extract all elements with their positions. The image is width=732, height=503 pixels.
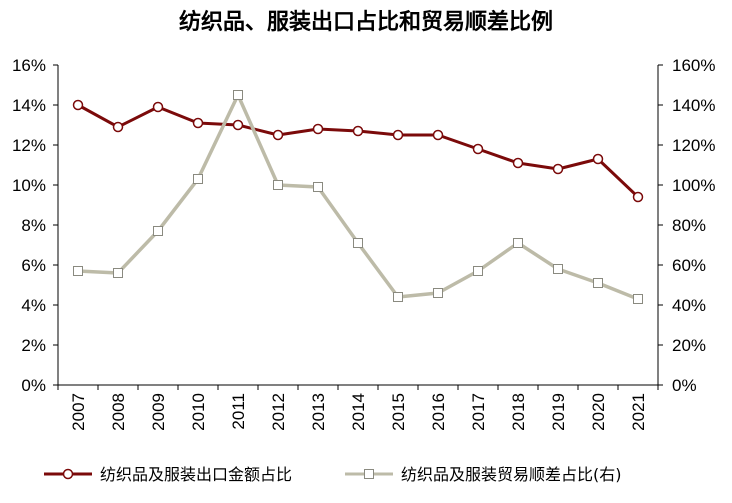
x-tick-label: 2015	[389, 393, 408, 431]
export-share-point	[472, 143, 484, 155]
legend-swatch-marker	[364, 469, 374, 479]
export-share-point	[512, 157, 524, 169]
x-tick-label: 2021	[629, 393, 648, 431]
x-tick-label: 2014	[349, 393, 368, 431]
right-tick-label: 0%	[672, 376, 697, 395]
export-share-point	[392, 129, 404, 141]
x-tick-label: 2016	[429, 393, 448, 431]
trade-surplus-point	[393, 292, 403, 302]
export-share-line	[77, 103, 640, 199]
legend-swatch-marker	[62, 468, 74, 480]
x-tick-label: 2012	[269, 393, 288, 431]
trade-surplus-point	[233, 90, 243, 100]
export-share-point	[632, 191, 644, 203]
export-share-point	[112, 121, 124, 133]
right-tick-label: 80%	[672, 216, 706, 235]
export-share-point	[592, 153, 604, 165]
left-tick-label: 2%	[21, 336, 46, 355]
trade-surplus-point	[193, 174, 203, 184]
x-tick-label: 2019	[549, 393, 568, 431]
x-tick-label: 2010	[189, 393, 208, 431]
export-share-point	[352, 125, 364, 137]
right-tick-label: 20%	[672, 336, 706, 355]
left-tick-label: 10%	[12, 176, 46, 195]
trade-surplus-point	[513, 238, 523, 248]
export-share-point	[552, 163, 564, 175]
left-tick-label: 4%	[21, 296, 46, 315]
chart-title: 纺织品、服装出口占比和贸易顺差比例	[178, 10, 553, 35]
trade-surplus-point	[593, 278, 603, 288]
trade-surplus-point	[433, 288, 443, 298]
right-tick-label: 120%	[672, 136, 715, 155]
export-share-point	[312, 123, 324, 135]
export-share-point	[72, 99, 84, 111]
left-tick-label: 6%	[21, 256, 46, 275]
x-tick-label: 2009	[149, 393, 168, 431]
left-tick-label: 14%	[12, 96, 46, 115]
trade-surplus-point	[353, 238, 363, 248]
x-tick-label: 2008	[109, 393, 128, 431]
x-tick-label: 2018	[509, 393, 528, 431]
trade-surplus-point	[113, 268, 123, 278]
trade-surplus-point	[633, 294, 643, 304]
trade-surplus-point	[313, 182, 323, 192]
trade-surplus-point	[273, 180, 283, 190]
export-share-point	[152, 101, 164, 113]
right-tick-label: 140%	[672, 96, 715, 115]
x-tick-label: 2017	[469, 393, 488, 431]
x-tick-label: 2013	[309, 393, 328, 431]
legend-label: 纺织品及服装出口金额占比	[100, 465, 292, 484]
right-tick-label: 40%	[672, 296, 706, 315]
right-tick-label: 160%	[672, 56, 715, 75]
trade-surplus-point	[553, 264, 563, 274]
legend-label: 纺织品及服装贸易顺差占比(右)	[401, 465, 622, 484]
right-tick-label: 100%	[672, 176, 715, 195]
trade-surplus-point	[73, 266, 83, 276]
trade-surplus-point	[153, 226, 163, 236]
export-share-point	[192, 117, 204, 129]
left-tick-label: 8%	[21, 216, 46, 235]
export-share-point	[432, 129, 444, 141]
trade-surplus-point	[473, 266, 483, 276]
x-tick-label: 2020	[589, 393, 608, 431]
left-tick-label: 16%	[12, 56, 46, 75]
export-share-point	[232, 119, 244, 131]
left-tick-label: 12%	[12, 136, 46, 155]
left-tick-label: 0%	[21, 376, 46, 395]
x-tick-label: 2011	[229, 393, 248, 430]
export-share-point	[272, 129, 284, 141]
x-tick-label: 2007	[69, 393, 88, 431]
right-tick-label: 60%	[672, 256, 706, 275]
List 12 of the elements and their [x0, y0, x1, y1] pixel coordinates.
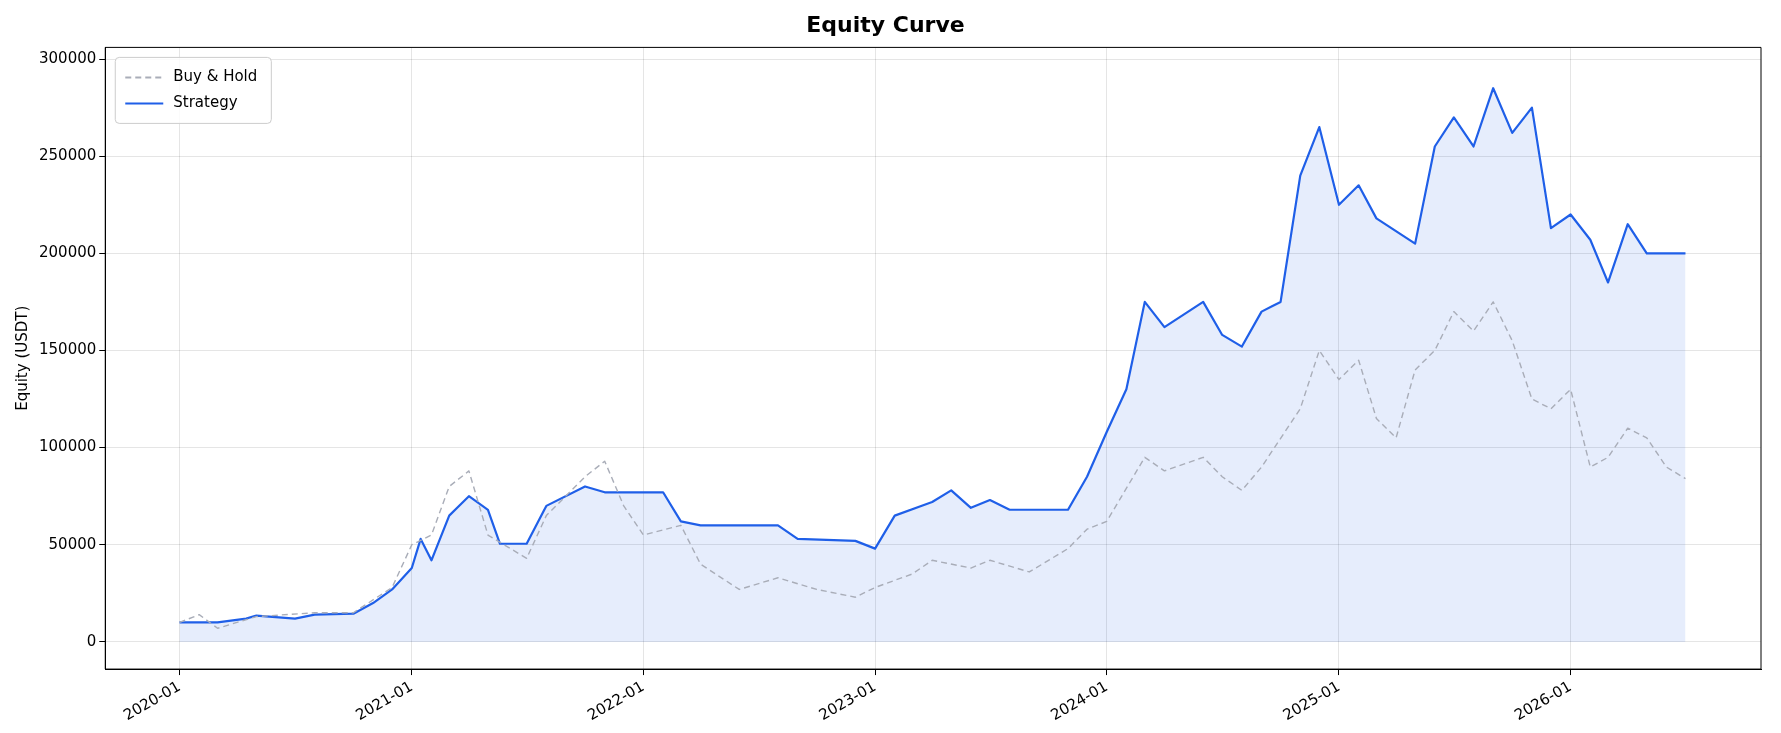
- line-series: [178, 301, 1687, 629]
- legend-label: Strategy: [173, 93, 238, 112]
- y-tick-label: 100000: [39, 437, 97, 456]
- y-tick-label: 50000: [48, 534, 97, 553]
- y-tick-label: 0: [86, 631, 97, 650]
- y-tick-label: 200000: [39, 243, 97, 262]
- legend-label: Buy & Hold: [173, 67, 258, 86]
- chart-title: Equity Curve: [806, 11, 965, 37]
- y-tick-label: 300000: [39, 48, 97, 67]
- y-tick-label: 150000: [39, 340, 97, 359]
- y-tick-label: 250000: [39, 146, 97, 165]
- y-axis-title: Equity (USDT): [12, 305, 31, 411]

PROBLEM STATEMENT ▸ Format the lines above as a Markdown table with the columns Row and Text, numbering each row and omitting blank lines and the pictures.

FINISHED ANSWER ▸
| Row | Text |
|---|---|
| 1 | extract all elements with their positions. The image is width=732, height=503 pixels. |
| 2 | x-tick-label: 2015	[389, 393, 408, 431] |
| 3 | export-share-point	[472, 143, 484, 155] |
| 4 | legend-swatch-marker	[364, 469, 374, 479] |
| 5 | export-share-point	[512, 157, 524, 169] |
| 6 | x-tick-label: 2021	[629, 393, 648, 431] |
| 7 | x-tick-label: 2014	[349, 393, 368, 431] |
| 8 | right-tick-label: 0%	[672, 376, 697, 395] |
| 9 | export-share-point	[392, 129, 404, 141] |
| 10 | x-tick-label: 2016	[429, 393, 448, 431] |
| 11 | trade-surplus-point	[393, 292, 403, 302] |
| 12 | export-share-line	[77, 103, 640, 199] |
| 13 | legend-swatch-marker	[62, 468, 74, 480] |
| 14 | x-tick-label: 2012	[269, 393, 288, 431] |
| 15 | trade-surplus-point	[233, 90, 243, 100] |
| 16 | export-share-point	[632, 191, 644, 203] |
| 17 | export-share-point	[112, 121, 124, 133] |
| 18 | right-tick-label: 80%	[672, 216, 706, 235] |
| 19 | export-share-point	[592, 153, 604, 165] |
| 20 | left-tick-label: 2%	[21, 336, 46, 355] |
| 21 | trade-surplus-point	[193, 174, 203, 184] |
| 22 | x-tick-label: 2019	[549, 393, 568, 431] |
| 23 | x-tick-label: 2010	[189, 393, 208, 431] |
| 24 | export-share-point	[352, 125, 364, 137] |
| 25 | right-tick-label: 20%	[672, 336, 706, 355] |
| 26 | left-tick-label: 10%	[12, 176, 46, 195] |
| 27 | trade-surplus-point	[513, 238, 523, 248] |
| 28 | export-share-point	[552, 163, 564, 175] |
| 29 | left-tick-label: 4%	[21, 296, 46, 315] |
| 30 | chart-title: 纺织品、服装出口占比和贸易顺差比例	[178, 10, 553, 35] |
| 31 | trade-surplus-point	[593, 278, 603, 288] |
| 32 | trade-surplus-point	[433, 288, 443, 298] |
| 33 | right-tick-label: 120%	[672, 136, 715, 155] |
| 34 | export-share-point	[312, 123, 324, 135] |
| 35 | export-share-point	[72, 99, 84, 111] |
| 36 | left-tick-label: 6%	[21, 256, 46, 275] |
| 37 | x-tick-label: 2009	[149, 393, 168, 431] |
| 38 | left-tick-label: 14%	[12, 96, 46, 115] |
| 39 | trade-surplus-point	[353, 238, 363, 248] |
| 40 | x-tick-label: 2008	[109, 393, 128, 431] |
| 41 | x-tick-label: 2018	[509, 393, 528, 431] |
| 42 | trade-surplus-point	[113, 268, 123, 278] |
| 43 | trade-surplus-point	[633, 294, 643, 304] |
| 44 | trade-surplus-point	[313, 182, 323, 192] |
| 45 | trade-surplus-point	[273, 180, 283, 190] |
| 46 | export-share-point	[152, 101, 164, 113] |
| 47 | right-tick-label: 140%	[672, 96, 715, 115] |
| 48 | x-tick-label: 2017	[469, 393, 488, 431] |
| 49 | x-tick-label: 2013	[309, 393, 328, 431] |
| 50 | legend-label: 纺织品及服装出口金额占比	[100, 465, 292, 484] |
| 51 | right-tick-label: 40%	[672, 296, 706, 315] |
| 52 | right-tick-label: 160%	[672, 56, 715, 75] |
| 53 | trade-surplus-point	[553, 264, 563, 274] |
| 54 | legend-label: 纺织品及服装贸易顺差占比(右)	[401, 465, 622, 484] |
| 55 | right-tick-label: 100%	[672, 176, 715, 195] |
| 56 | trade-surplus-point	[73, 266, 83, 276] |
| 57 | trade-surplus-point	[153, 226, 163, 236] |
| 58 | export-share-point	[192, 117, 204, 129] |
| 59 | left-tick-label: 8%	[21, 216, 46, 235] |
| 60 | export-share-point	[432, 129, 444, 141] |
| 61 | trade-surplus-point	[473, 266, 483, 276] |
| 62 | x-tick-label: 2020	[589, 393, 608, 431] |
| 63 | left-tick-label: 16%	[12, 56, 46, 75] |
| 64 | export-share-point	[232, 119, 244, 131] |
| 65 | left-tick-label: 12%	[12, 136, 46, 155] |
| 66 | left-tick-label: 0%	[21, 376, 46, 395] |
| 67 | x-tick-label: 2011	[229, 393, 248, 430] |
| 68 | export-share-point	[272, 129, 284, 141] |
| 69 | x-tick-label: 2007	[69, 393, 88, 431] |
| 70 | right-tick-label: 60%	[672, 256, 706, 275] |
| 71 | List 12 of the elements and their [x0, y0, x1, y1] pixel coordinates. |
| 72 | - line-series: [178, 301, 1687, 629] |
| 73 | - legend-label: Strategy: [173, 93, 238, 112] |
| 74 | - y-tick-label: 100000: [39, 437, 97, 456] |
| 75 | - y-tick-label: 50000: [48, 534, 97, 553] |
| 76 | - y-tick-label: 0: [86, 631, 97, 650] |
| 77 | - y-tick-label: 200000: [39, 243, 97, 262] |
| 78 | - legend-label: Buy & Hold: [173, 67, 258, 86] |
| 79 | - chart-title: Equity Curve: [806, 11, 965, 37] |
| 80 | - y-tick-label: 300000: [39, 48, 97, 67] |
| 81 | - y-tick-label: 150000: [39, 340, 97, 359] |
| 82 | - y-tick-label: 250000: [39, 146, 97, 165] |
| 83 | - y-axis-title: Equity (USDT): [12, 305, 31, 411] |